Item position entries
========================

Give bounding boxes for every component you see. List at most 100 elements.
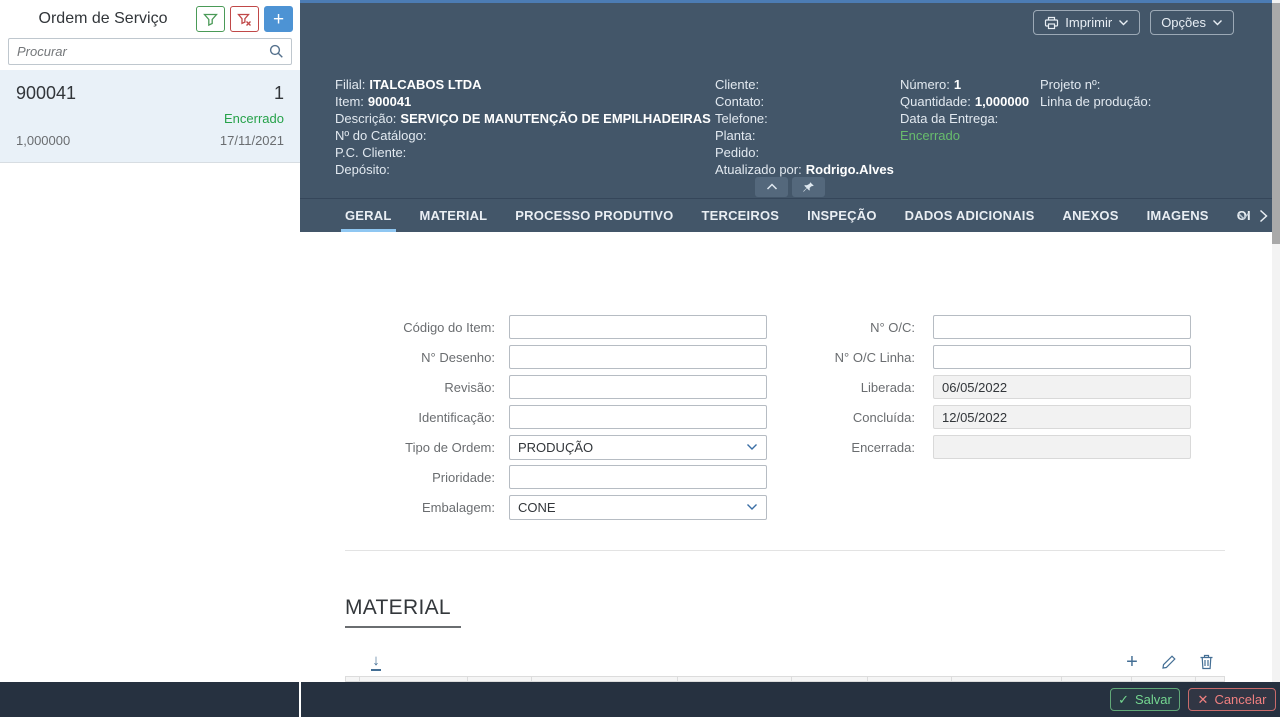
field-numero: Número:1 (900, 76, 1029, 93)
scrollbar-thumb[interactable] (1272, 3, 1280, 244)
chevron-down-icon (746, 443, 758, 451)
field-linha-producao: Linha de produção: (1040, 93, 1155, 110)
field-planta: Planta: (715, 127, 894, 144)
download-icon: ↓ (371, 654, 381, 671)
sidebar-title: Ordem de Serviço (10, 10, 196, 28)
printer-icon (1044, 16, 1059, 30)
tab-processo-produtivo[interactable]: PROCESSO PRODUTIVO (515, 199, 673, 232)
clear-filter-button[interactable] (230, 6, 259, 32)
delete-row-button[interactable] (1197, 652, 1215, 672)
tab-imagens[interactable]: IMAGENS (1147, 199, 1209, 232)
header-info-column-4: Projeto nº: Linha de produção: (1040, 76, 1155, 110)
field-descricao: Descrição:SERVIÇO DE MANUTENÇÃO DE EMPIL… (335, 110, 711, 127)
chevron-down-icon (1118, 19, 1129, 26)
pencil-icon (1161, 654, 1177, 670)
encerrada-label: Encerrada: (765, 440, 915, 455)
print-button[interactable]: Imprimir (1033, 10, 1140, 35)
add-order-button[interactable]: + (264, 6, 293, 32)
close-icon: ✕ (1198, 692, 1209, 708)
field-atualizado-por: Atualizado por:Rodrigo.Alves (715, 161, 894, 178)
collapse-header-button[interactable] (755, 177, 788, 197)
tab-anexos[interactable]: ANEXOS (1063, 199, 1119, 232)
tab-content-geral: Código do Item: N° Desenho: Revisão: Ide… (300, 232, 1272, 682)
liberada-input (933, 375, 1191, 399)
num-desenho-input[interactable] (509, 345, 767, 369)
pin-icon (802, 181, 815, 194)
revisao-input[interactable] (509, 375, 767, 399)
tab-inspecao[interactable]: INSPEÇÃO (807, 199, 877, 232)
prioridade-input[interactable] (509, 465, 767, 489)
search-input[interactable] (9, 39, 269, 64)
revisao-label: Revisão: (345, 380, 495, 395)
cancel-button[interactable]: ✕ Cancelar (1188, 688, 1276, 711)
chevron-up-icon (766, 183, 778, 191)
order-status-badge: Encerrado (16, 111, 284, 126)
header-info-column-2: Cliente: Contato: Telefone: Planta: Pedi… (715, 76, 894, 178)
pin-header-button[interactable] (792, 177, 825, 197)
action-footer: ✓ Salvar ✕ Cancelar (0, 682, 1280, 717)
num-oc-label: N° O/C: (765, 320, 915, 335)
field-num-catalogo: Nº do Catálogo: (335, 127, 711, 144)
order-number: 900041 (16, 83, 76, 104)
embalagem-label: Embalagem: (345, 500, 495, 515)
tipo-de-ordem-label: Tipo de Ordem: (345, 440, 495, 455)
tabs-scroll-right-button[interactable] (1259, 199, 1268, 232)
download-table-button[interactable]: ↓ (367, 652, 385, 672)
field-data-entrega: Data da Entrega: (900, 110, 1029, 127)
app-window: Ordem de Serviço + (0, 0, 1280, 720)
tabs-collapse-button[interactable] (1237, 199, 1250, 233)
identificacao-label: Identificação: (345, 410, 495, 425)
filter-funnel-icon (203, 12, 218, 27)
field-quantidade: Quantidade:1,000000 (900, 93, 1029, 110)
tab-dados-adicionais[interactable]: DADOS ADICIONAIS (905, 199, 1035, 232)
tab-material[interactable]: MATERIAL (420, 199, 488, 232)
order-quantity: 1,000000 (16, 133, 70, 148)
concluida-input (933, 405, 1191, 429)
field-filial: Filial:ITALCABOS LTDA (335, 76, 711, 93)
tab-terceiros[interactable]: TERCEIROS (701, 199, 779, 232)
options-button[interactable]: Opções (1150, 10, 1234, 35)
check-icon: ✓ (1118, 692, 1129, 708)
order-list-sidebar: Ordem de Serviço + (0, 0, 300, 720)
num-oc-input[interactable] (933, 315, 1191, 339)
field-contato: Contato: (715, 93, 894, 110)
tab-geral[interactable]: GERAL (345, 199, 392, 232)
chevron-down-icon (1212, 19, 1223, 26)
chevron-down-icon (1237, 212, 1250, 220)
order-header: Imprimir Opções Filial:ITALCABOS LTDA It… (300, 3, 1280, 198)
header-info-column-3: Número:1 Quantidade:1,000000 Data da Ent… (900, 76, 1029, 144)
chevron-right-icon (1259, 209, 1268, 223)
field-projeto: Projeto nº: (1040, 76, 1155, 93)
identificacao-input[interactable] (509, 405, 767, 429)
codigo-do-item-label: Código do Item: (345, 320, 495, 335)
field-pc-cliente: P.C. Cliente: (335, 144, 711, 161)
order-item-count: 1 (274, 83, 284, 104)
order-date: 17/11/2021 (220, 133, 284, 148)
tab-bar: GERAL MATERIAL PROCESSO PRODUTIVO TERCEI… (300, 198, 1280, 232)
save-button[interactable]: ✓ Salvar (1110, 688, 1180, 711)
sidebar-header: Ordem de Serviço + (0, 0, 300, 38)
embalagem-select[interactable]: CONE (509, 495, 767, 520)
tipo-de-ordem-select[interactable]: PRODUÇÃO (509, 435, 767, 460)
liberada-label: Liberada: (765, 380, 915, 395)
num-desenho-label: N° Desenho: (345, 350, 495, 365)
field-deposito: Depósito: (335, 161, 711, 178)
concluida-label: Concluída: (765, 410, 915, 425)
field-pedido: Pedido: (715, 144, 894, 161)
num-oc-linha-input[interactable] (933, 345, 1191, 369)
field-item: Item:900041 (335, 93, 711, 110)
search-icon[interactable] (269, 44, 291, 59)
header-status-badge: Encerrado (900, 127, 1029, 144)
material-section-title: MATERIAL (345, 596, 461, 628)
add-row-button[interactable]: + (1123, 652, 1141, 672)
edit-row-button[interactable] (1160, 652, 1178, 672)
codigo-do-item-input[interactable] (509, 315, 767, 339)
encerrada-input (933, 435, 1191, 459)
filter-button[interactable] (196, 6, 225, 32)
vertical-scrollbar (1272, 0, 1280, 682)
header-info-column-1: Filial:ITALCABOS LTDA Item:900041 Descri… (335, 76, 711, 178)
chevron-down-icon (746, 503, 758, 511)
order-detail-panel: Imprimir Opções Filial:ITALCABOS LTDA It… (300, 0, 1280, 720)
field-cliente: Cliente: (715, 76, 894, 93)
order-list-item[interactable]: 900041 1 Encerrado 1,000000 17/11/2021 (0, 70, 300, 163)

========================

> _DIRECTIONS_
Reproduce the lines above, substituting "caret-down-icon" for every occurrence of "chevron-down-icon" and keeping everything else the same. Omit the pictures from the output.

> _TASK SOLUTION_
Give bounding boxes for every component you see. List at most 100 elements.
field-numero: Número:1 (900, 76, 1029, 93)
scrollbar-thumb[interactable] (1272, 3, 1280, 244)
caret-down-icon (746, 443, 758, 451)
field-linha-producao: Linha de produção: (1040, 93, 1155, 110)
field-planta: Planta: (715, 127, 894, 144)
download-icon: ↓ (371, 654, 381, 671)
sidebar-title: Ordem de Serviço (10, 10, 196, 28)
printer-icon (1044, 16, 1059, 30)
tab-processo-produtivo[interactable]: PROCESSO PRODUTIVO (515, 199, 673, 232)
clear-filter-button[interactable] (230, 6, 259, 32)
delete-row-button[interactable] (1197, 652, 1215, 672)
tab-imagens[interactable]: IMAGENS (1147, 199, 1209, 232)
header-info-column-4: Projeto nº: Linha de produção: (1040, 76, 1155, 110)
field-descricao: Descrição:SERVIÇO DE MANUTENÇÃO DE EMPIL… (335, 110, 711, 127)
caret-down-icon (1118, 19, 1129, 26)
pencil-icon (1161, 654, 1177, 670)
encerrada-label: Encerrada: (765, 440, 915, 455)
print-button[interactable]: Imprimir (1033, 10, 1140, 35)
add-order-button[interactable]: + (264, 6, 293, 32)
close-icon: ✕ (1198, 692, 1209, 708)
field-atualizado-por: Atualizado por:Rodrigo.Alves (715, 161, 894, 178)
collapse-header-button[interactable] (755, 177, 788, 197)
tab-anexos[interactable]: ANEXOS (1063, 199, 1119, 232)
tab-content-geral: Código do Item: N° Desenho: Revisão: Ide… (300, 232, 1272, 682)
liberada-input (933, 375, 1191, 399)
num-desenho-input[interactable] (509, 345, 767, 369)
pin-icon (802, 181, 815, 194)
revisao-input[interactable] (509, 375, 767, 399)
tab-inspecao[interactable]: INSPEÇÃO (807, 199, 877, 232)
prioridade-input[interactable] (509, 465, 767, 489)
search-input[interactable] (9, 39, 269, 64)
revisao-label: Revisão: (345, 380, 495, 395)
cancel-button[interactable]: ✕ Cancelar (1188, 688, 1276, 711)
chevron-up-icon (766, 183, 778, 191)
order-status-badge: Encerrado (16, 111, 284, 126)
header-info-column-2: Cliente: Contato: Telefone: Planta: Pedi… (715, 76, 894, 178)
pin-header-button[interactable] (792, 177, 825, 197)
action-footer: ✓ Salvar ✕ Cancelar (0, 682, 1280, 717)
num-oc-label: N° O/C: (765, 320, 915, 335)
field-num-catalogo: Nº do Catálogo: (335, 127, 711, 144)
order-number: 900041 (16, 83, 76, 104)
embalagem-label: Embalagem: (345, 500, 495, 515)
tipo-de-ordem-label: Tipo de Ordem: (345, 440, 495, 455)
tabs-scroll-right-button[interactable] (1259, 199, 1268, 232)
download-table-button[interactable]: ↓ (367, 652, 385, 672)
field-data-entrega: Data da Entrega: (900, 110, 1029, 127)
app-window: Ordem de Serviço + (0, 0, 1280, 720)
tabs-collapse-button[interactable] (1237, 199, 1250, 233)
identificacao-label: Identificação: (345, 410, 495, 425)
filter-funnel-icon (203, 12, 218, 27)
field-quantidade: Quantidade:1,000000 (900, 93, 1029, 110)
tab-dados-adicionais[interactable]: DADOS ADICIONAIS (905, 199, 1035, 232)
tab-material[interactable]: MATERIAL (420, 199, 488, 232)
order-quantity: 1,000000 (16, 133, 70, 148)
concluida-input (933, 405, 1191, 429)
field-filial: Filial:ITALCABOS LTDA (335, 76, 711, 93)
tab-terceiros[interactable]: TERCEIROS (701, 199, 779, 232)
options-button[interactable]: Opções (1150, 10, 1234, 35)
check-icon: ✓ (1118, 692, 1129, 708)
order-list-sidebar: Ordem de Serviço + (0, 0, 300, 720)
num-oc-input[interactable] (933, 315, 1191, 339)
field-contato: Contato: (715, 93, 894, 110)
tab-geral[interactable]: GERAL (345, 199, 392, 232)
caret-down-icon (1212, 19, 1223, 26)
caret-down-icon (1237, 212, 1250, 220)
order-header: Imprimir Opções Filial:ITALCABOS LTDA It… (300, 3, 1280, 198)
header-info-column-3: Número:1 Quantidade:1,000000 Data da Ent… (900, 76, 1029, 144)
chevron-right-icon (1259, 209, 1268, 223)
field-projeto: Projeto nº: (1040, 76, 1155, 93)
identificacao-input[interactable] (509, 405, 767, 429)
codigo-do-item-label: Código do Item: (345, 320, 495, 335)
field-pc-cliente: P.C. Cliente: (335, 144, 711, 161)
order-item-count: 1 (274, 83, 284, 104)
order-date: 17/11/2021 (220, 133, 284, 148)
tab-bar: GERAL MATERIAL PROCESSO PRODUTIVO TERCEI… (300, 198, 1280, 232)
save-button[interactable]: ✓ Salvar (1110, 688, 1180, 711)
sidebar-header: Ordem de Serviço + (0, 0, 300, 38)
embalagem-select[interactable]: CONE (509, 495, 767, 520)
tipo-de-ordem-select[interactable]: PRODUÇÃO (509, 435, 767, 460)
liberada-label: Liberada: (765, 380, 915, 395)
num-desenho-label: N° Desenho: (345, 350, 495, 365)
field-deposito: Depósito: (335, 161, 711, 178)
concluida-label: Concluída: (765, 410, 915, 425)
field-pedido: Pedido: (715, 144, 894, 161)
num-oc-linha-input[interactable] (933, 345, 1191, 369)
field-item: Item:900041 (335, 93, 711, 110)
search-icon[interactable] (269, 44, 291, 59)
header-status-badge: Encerrado (900, 127, 1029, 144)
material-section-title: MATERIAL (345, 596, 461, 628)
add-row-button[interactable]: + (1123, 652, 1141, 672)
edit-row-button[interactable] (1160, 652, 1178, 672)
codigo-do-item-input[interactable] (509, 315, 767, 339)
encerrada-input (933, 435, 1191, 459)
filter-button[interactable] (196, 6, 225, 32)
vertical-scrollbar (1272, 0, 1280, 682)
header-info-column-1: Filial:ITALCABOS LTDA Item:900041 Descri… (335, 76, 711, 178)
caret-down-icon (746, 503, 758, 511)
order-detail-panel: Imprimir Opções Filial:ITALCABOS LTDA It… (300, 0, 1280, 720)
field-cliente: Cliente: (715, 76, 894, 93)
order-list-item[interactable]: 900041 1 Encerrado 1,000000 17/11/2021 (0, 70, 300, 163)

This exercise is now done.